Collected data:
★ ★ ★ ★

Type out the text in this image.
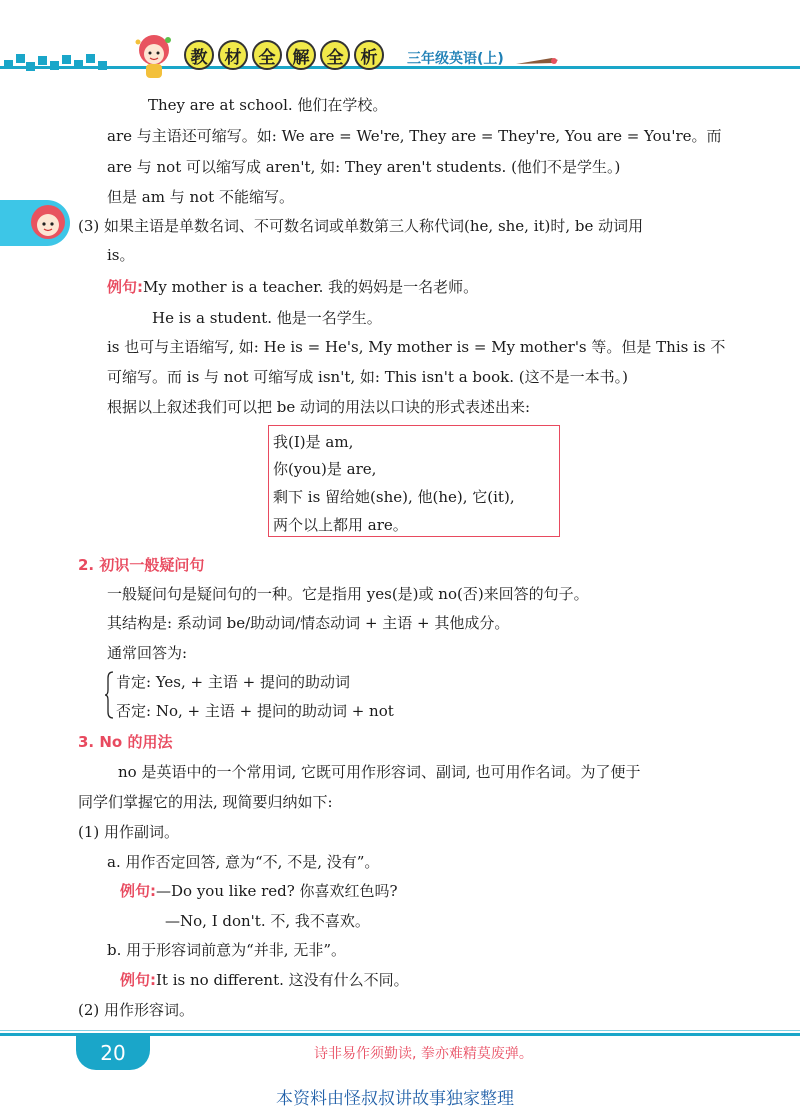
教	材	全	解	全	析	三年级英语(上)
They are at school. 他们在学校。
are 与主语还可缩写。如: We are = We're, They are = They're, You are = You're。而
are 与 not 可以缩写成 aren't, 如: They aren't students. (他们不是学生。)
但是 am 与 not 不能缩写。
(3) 如果主语是单数名词、不可数名词或单数第三人称代词(he, she, it)时, be 动词用
is。
例句:My mother is a teacher. 我的妈妈是一名老师。
He is a student. 他是一名学生。
is 也可与主语缩写, 如: He is = He's, My mother is = My mother's 等。但是 This is 不
可缩写。而 is 与 not 可缩写成 isn't, 如: This isn't a book. (这不是一本书。)
根据以上叙述我们可以把 be 动词的用法以口诀的形式表述出来:
我(I)是 am,
你(you)是 are,
剩下 is 留给她(she), 他(he), 它(it),
两个以上都用 are。
2. 初识一般疑问句
一般疑问句是疑问句的一种。它是指用 yes(是)或 no(否)来回答的句子。
其结构是: 系动词 be/助动词/情态动词 + 主语 + 其他成分。
通常回答为:
肯定: Yes, + 主语 + 提问的助动词
否定: No, + 主语 + 提问的助动词 + not
3. No 的用法
no 是英语中的一个常用词, 它既可用作形容词、副词, 也可用作名词。为了便于
同学们掌握它的用法, 现简要归纳如下:
(1) 用作副词。
a. 用作否定回答, 意为“不, 不是, 没有”。
例句:—Do you like red? 你喜欢红色吗?
—No, I don't. 不, 我不喜欢。
b. 用于形容词前意为“并非, 无非”。
例句:It is no different. 这没有什么不同。
(2) 用作形容词。
20	诗非易作须勤读, 拳亦难精莫废弹。
本资料由怪叔叔讲故事独家整理
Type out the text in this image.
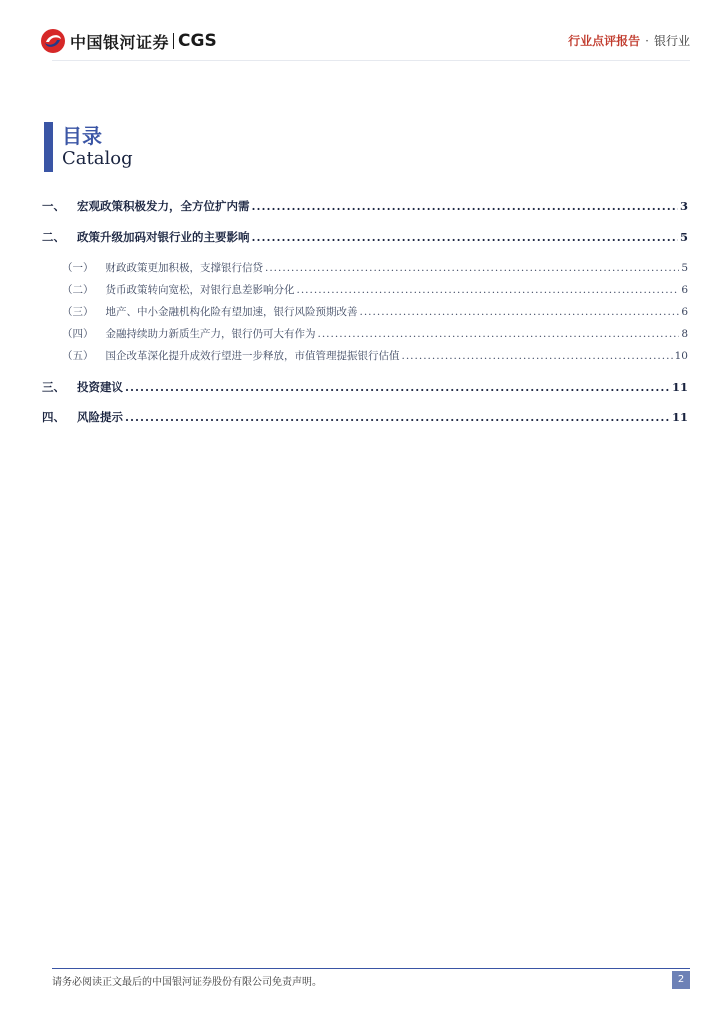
中国银河证券 CGS	行业点评报告 · 银行业
目录
Catalog
一、 宏观政策积极发力，全方位扩内需 .....	3
二、 政策升级加码对银行业的主要影响 .....	5
（一） 财政政策更加积极，支撑银行信贷 .....	5
（二） 货币政策转向宽松，对银行息差影响分化 .....	6
（三） 地产、中小金融机构化险有望加速，银行风险预期改善 .....	6
（四） 金融持续助力新质生产力，银行仍可大有作为 .....	8
（五） 国企改革深化提升成效行望进一步释放，市值管理提振银行估值 .....	10
三、 投资建议 .....	11
四、 风险提示 .....	11
请务必阅读正文最后的中国银河证券股份有限公司免责声明。	2
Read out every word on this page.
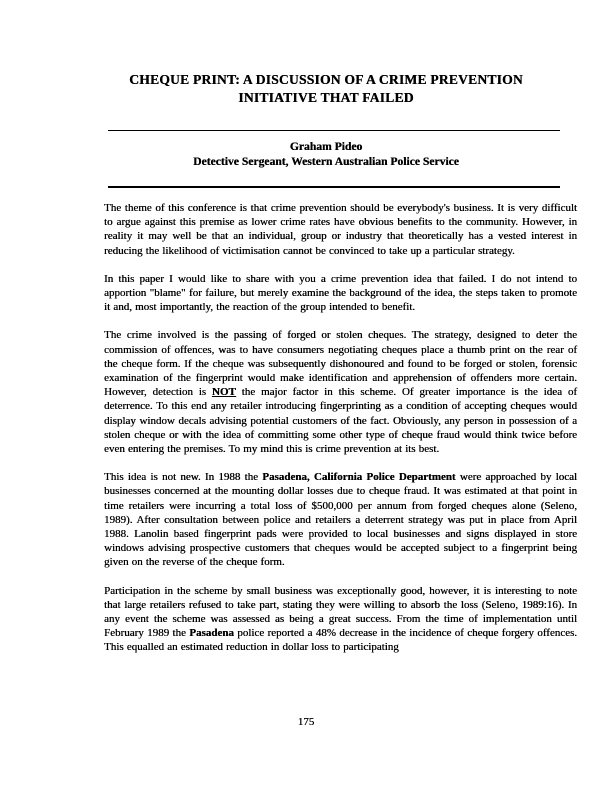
CHEQUE PRINT: A DISCUSSION OF A CRIME PREVENTION
INITIATIVE THAT FAILED
Graham Pideo
Detective Sergeant, Western Australian Police Service

The theme of this conference is that crime prevention should be everybody's business. It is very difficult to argue against this premise as lower crime rates have obvious benefits to the community. However, in reality it may well be that an individual, group or industry that theoretically has a vested interest in reducing the likelihood of victimisation cannot be convinced to take up a particular strategy.

In this paper I would like to share with you a crime prevention idea that failed. I do not intend to apportion "blame" for failure, but merely examine the background of the idea, the steps taken to promote it and, most importantly, the reaction of the group intended to benefit.

The crime involved is the passing of forged or stolen cheques. The strategy, designed to deter the commission of offences, was to have consumers negotiating cheques place a thumb print on the rear of the cheque form. If the cheque was subsequently dishonoured and found to be forged or stolen, forensic examination of the fingerprint would make identification and apprehension of offenders more certain. However, detection is NOT the major factor in this scheme. Of greater importance is the idea of deterrence. To this end any retailer introducing fingerprinting as a condition of accepting cheques would display window decals advising potential customers of the fact. Obviously, any person in possession of a stolen cheque or with the idea of committing some other type of cheque fraud would think twice before even entering the premises. To my mind this is crime prevention at its best.

This idea is not new. In 1988 the Pasadena, California Police Department were approached by local businesses concerned at the mounting dollar losses due to cheque fraud. It was estimated at that point in time retailers were incurring a total loss of $500,000 per annum from forged cheques alone (Seleno, 1989). After consultation between police and retailers a deterrent strategy was put in place from April 1988. Lanolin based fingerprint pads were provided to local businesses and signs displayed in store windows advising prospective customers that cheques would be accepted subject to a fingerprint being given on the reverse of the cheque form.

Participation in the scheme by small business was exceptionally good, however, it is interesting to note that large retailers refused to take part, stating they were willing to absorb the loss (Seleno, 1989:16). In any event the scheme was assessed as being a great success. From the time of implementation until February 1989 the Pasadena police reported a 48% decrease in the incidence of cheque forgery offences. This equalled an estimated reduction in dollar loss to participating

175
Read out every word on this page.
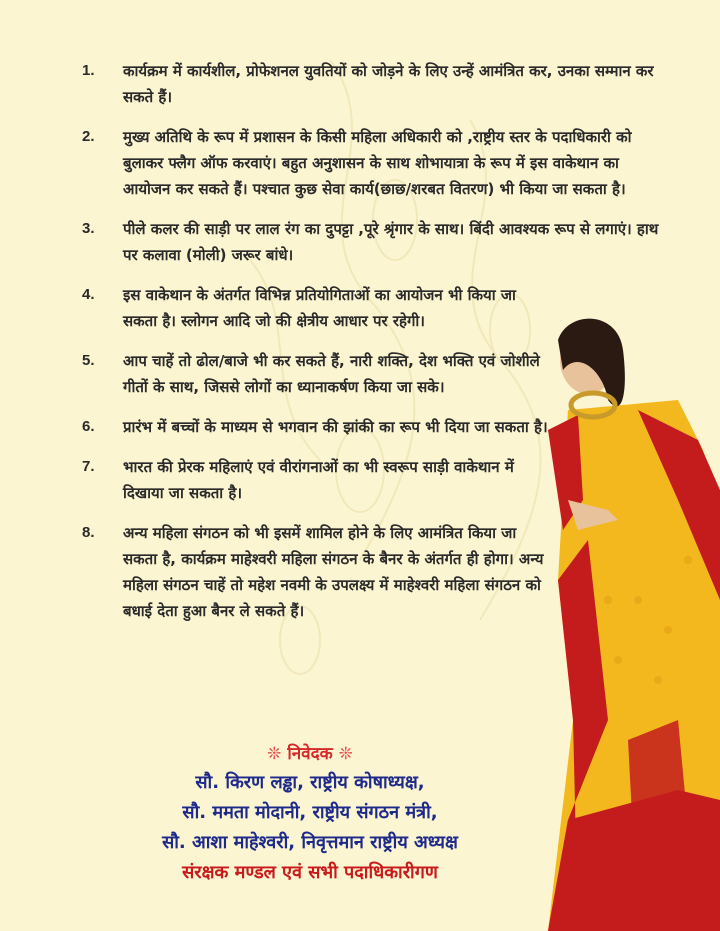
1. कार्यक्रम में कार्यशील, प्रोफेशनल युवतियों को जोड़ने के लिए उन्हें आमंत्रित कर, उनका सम्मान कर सकते हैं।
2. मुख्य अतिथि के रूप में प्रशासन के किसी महिला अधिकारी को ,राष्ट्रीय स्तर के पदाधिकारी को बुलाकर फ्लैग ऑफ करवाएं। बहुत अनुशासन के साथ शोभायात्रा के रूप में इस वाकेथान का आयोजन कर सकते हैं। पश्चात कुछ सेवा कार्य(छाछ/शरबत वितरण) भी किया जा सकता है।
3. पीले कलर की साड़ी पर लाल रंग का दुपट्टा ,पूरे श्रृंगार के साथ। बिंदी आवश्यक रूप से लगाएं। हाथ पर कलावा (मोली) जरूर बांधे।
4. इस वाकेथान के अंतर्गत विभिन्न प्रतियोगिताओं का आयोजन भी किया जा सकता है। स्लोगन आदि जो की क्षेत्रीय आधार पर रहेगी।
5. आप चाहें तो ढोल/बाजे भी कर सकते हैं, नारी शक्ति, देश भक्ति एवं जोशीले गीतों के साथ, जिससे लोगों का ध्यानाकर्षण किया जा सके।
6. प्रारंभ में बच्चों के माध्यम से भगवान की झांकी का रूप भी दिया जा सकता है।
7. भारत की प्रेरक महिलाएं एवं वीरांगनाओं का भी स्वरूप साड़ी वाकेथान में दिखाया जा सकता है।
8. अन्य महिला संगठन को भी इसमें शामिल होने के लिए आमंत्रित किया जा सकता है, कार्यक्रम माहेश्वरी महिला संगठन के बैनर के अंतर्गत ही होगा। अन्य महिला संगठन चाहें तो महेश नवमी के उपलक्ष्य में माहेश्वरी महिला संगठन को बधाई देता हुआ बैनर ले सकते हैं।
❊ निवेदक ❊
सौ. किरण लड्ढा, राष्ट्रीय कोषाध्यक्ष,
सौ. ममता मोदानी, राष्ट्रीय संगठन मंत्री,
सौ. आशा माहेश्वरी, निवृत्तमान राष्ट्रीय अध्यक्ष
संरक्षक मण्डल एवं सभी पदाधिकारीगण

★ ★ ★ ★

Give the entries again word for word, but skip the pictures.

Type out the text in this image.
教	材	全	解	全	析	三年级英语(上)
They are at school. 他们在学校。
are 与主语还可缩写。如: We are = We're, They are = They're, You are = You're。而
are 与 not 可以缩写成 aren't, 如: They aren't students. (他们不是学生。)
但是 am 与 not 不能缩写。
(3) 如果主语是单数名词、不可数名词或单数第三人称代词(he, she, it)时, be 动词用
is。
例句:My mother is a teacher. 我的妈妈是一名老师。
He is a student. 他是一名学生。
is 也可与主语缩写, 如: He is = He's, My mother is = My mother's 等。但是 This is 不
可缩写。而 is 与 not 可缩写成 isn't, 如: This isn't a book. (这不是一本书。)
根据以上叙述我们可以把 be 动词的用法以口诀的形式表述出来:
我(I)是 am,
你(you)是 are,
剩下 is 留给她(she), 他(he), 它(it),
两个以上都用 are。
2. 初识一般疑问句
一般疑问句是疑问句的一种。它是指用 yes(是)或 no(否)来回答的句子。
其结构是: 系动词 be/助动词/情态动词 + 主语 + 其他成分。
通常回答为:
肯定: Yes, + 主语 + 提问的助动词
否定: No, + 主语 + 提问的助动词 + not
3. No 的用法
no 是英语中的一个常用词, 它既可用作形容词、副词, 也可用作名词。为了便于
同学们掌握它的用法, 现简要归纳如下:
(1) 用作副词。
a. 用作否定回答, 意为“不, 不是, 没有”。
例句:—Do you like red? 你喜欢红色吗?
—No, I don't. 不, 我不喜欢。
b. 用于形容词前意为“并非, 无非”。
例句:It is no different. 这没有什么不同。
(2) 用作形容词。
20	诗非易作须勤读, 拳亦难精莫废弹。
本资料由怪叔叔讲故事独家整理
Type out the text in this image.
中国银河证券 CGS	行业点评报告 · 银行业
目录
Catalog
一、 宏观政策积极发力，全方位扩内需 .....	3
二、 政策升级加码对银行业的主要影响 .....	5
（一） 财政政策更加积极，支撑银行信贷 .....	5
（二） 货币政策转向宽松，对银行息差影响分化 .....	6
（三） 地产、中小金融机构化险有望加速，银行风险预期改善 .....	6
（四） 金融持续助力新质生产力，银行仍可大有作为 .....	8
（五） 国企改革深化提升成效行望进一步释放，市值管理提振银行估值 .....	10
三、 投资建议 .....	11
四、 风险提示 .....	11
请务必阅读正文最后的中国银河证券股份有限公司免责声明。	2
Read out every word on this page.
CHEQUE PRINT: A DISCUSSION OF A CRIME PREVENTION
INITIATIVE THAT FAILED
Graham Pideo
Detective Sergeant, Western Australian Police Service

The theme of this conference is that crime prevention should be everybody's business. It is very difficult to argue against this premise as lower crime rates have obvious benefits to the community. However, in reality it may well be that an individual, group or industry that theoretically has a vested interest in reducing the likelihood of victimisation cannot be convinced to take up a particular strategy.

In this paper I would like to share with you a crime prevention idea that failed. I do not intend to apportion "blame" for failure, but merely examine the background of the idea, the steps taken to promote it and, most importantly, the reaction of the group intended to benefit.

The crime involved is the passing of forged or stolen cheques. The strategy, designed to deter the commission of offences, was to have consumers negotiating cheques place a thumb print on the rear of the cheque form. If the cheque was subsequently dishonoured and found to be forged or stolen, forensic examination of the fingerprint would make identification and apprehension of offenders more certain. However, detection is NOT the major factor in this scheme. Of greater importance is the idea of deterrence. To this end any retailer introducing fingerprinting as a condition of accepting cheques would display window decals advising potential customers of the fact. Obviously, any person in possession of a stolen cheque or with the idea of committing some other type of cheque fraud would think twice before even entering the premises. To my mind this is crime prevention at its best.

This idea is not new. In 1988 the Pasadena, California Police Department were approached by local businesses concerned at the mounting dollar losses due to cheque fraud. It was estimated at that point in time retailers were incurring a total loss of $500,000 per annum from forged cheques alone (Seleno, 1989). After consultation between police and retailers a deterrent strategy was put in place from April 1988. Lanolin based fingerprint pads were provided to local businesses and signs displayed in store windows advising prospective customers that cheques would be accepted subject to a fingerprint being given on the reverse of the cheque form.

Participation in the scheme by small business was exceptionally good, however, it is interesting to note that large retailers refused to take part, stating they were willing to absorb the loss (Seleno, 1989:16). In any event the scheme was assessed as being a great success. From the time of implementation until February 1989 the Pasadena police reported a 48% decrease in the incidence of cheque forgery offences. This equalled an estimated reduction in dollar loss to participating

175
Read out every word on this page.
1. कार्यक्रम में कार्यशील, प्रोफेशनल युवतियों को जोड़ने के लिए उन्हें आमंत्रित कर, उनका सम्मान कर सकते हैं।
2. मुख्य अतिथि के रूप में प्रशासन के किसी महिला अधिकारी को ,राष्ट्रीय स्तर के पदाधिकारी को बुलाकर फ्लैग ऑफ करवाएं। बहुत अनुशासन के साथ शोभायात्रा के रूप में इस वाकेथान का आयोजन कर सकते हैं। पश्चात कुछ सेवा कार्य(छाछ/शरबत वितरण) भी किया जा सकता है।
3. पीले कलर की साड़ी पर लाल रंग का दुपट्टा ,पूरे श्रृंगार के साथ। बिंदी आवश्यक रूप से लगाएं। हाथ पर कलावा (मोली) जरूर बांधे।
4. इस वाकेथान के अंतर्गत विभिन्न प्रतियोगिताओं का आयोजन भी किया जा सकता है। स्लोगन आदि जो की क्षेत्रीय आधार पर रहेगी।
5. आप चाहें तो ढोल/बाजे भी कर सकते हैं, नारी शक्ति, देश भक्ति एवं जोशीले गीतों के साथ, जिससे लोगों का ध्यानाकर्षण किया जा सके।
6. प्रारंभ में बच्चों के माध्यम से भगवान की झांकी का रूप भी दिया जा सकता है।
7. भारत की प्रेरक महिलाएं एवं वीरांगनाओं का भी स्वरूप साड़ी वाकेथान में दिखाया जा सकता है।
8. अन्य महिला संगठन को भी इसमें शामिल होने के लिए आमंत्रित किया जा सकता है, कार्यक्रम माहेश्वरी महिला संगठन के बैनर के अंतर्गत ही होगा। अन्य महिला संगठन चाहें तो महेश नवमी के उपलक्ष्य में माहेश्वरी महिला संगठन को बधाई देता हुआ बैनर ले सकते हैं।
❊ निवेदक ❊
सौ. किरण लड्ढा, राष्ट्रीय कोषाध्यक्ष,
सौ. ममता मोदानी, राष्ट्रीय संगठन मंत्री,
सौ. आशा माहेश्वरी, निवृत्तमान राष्ट्रीय अध्यक्ष
संरक्षक मण्डल एवं सभी पदाधिकारीगण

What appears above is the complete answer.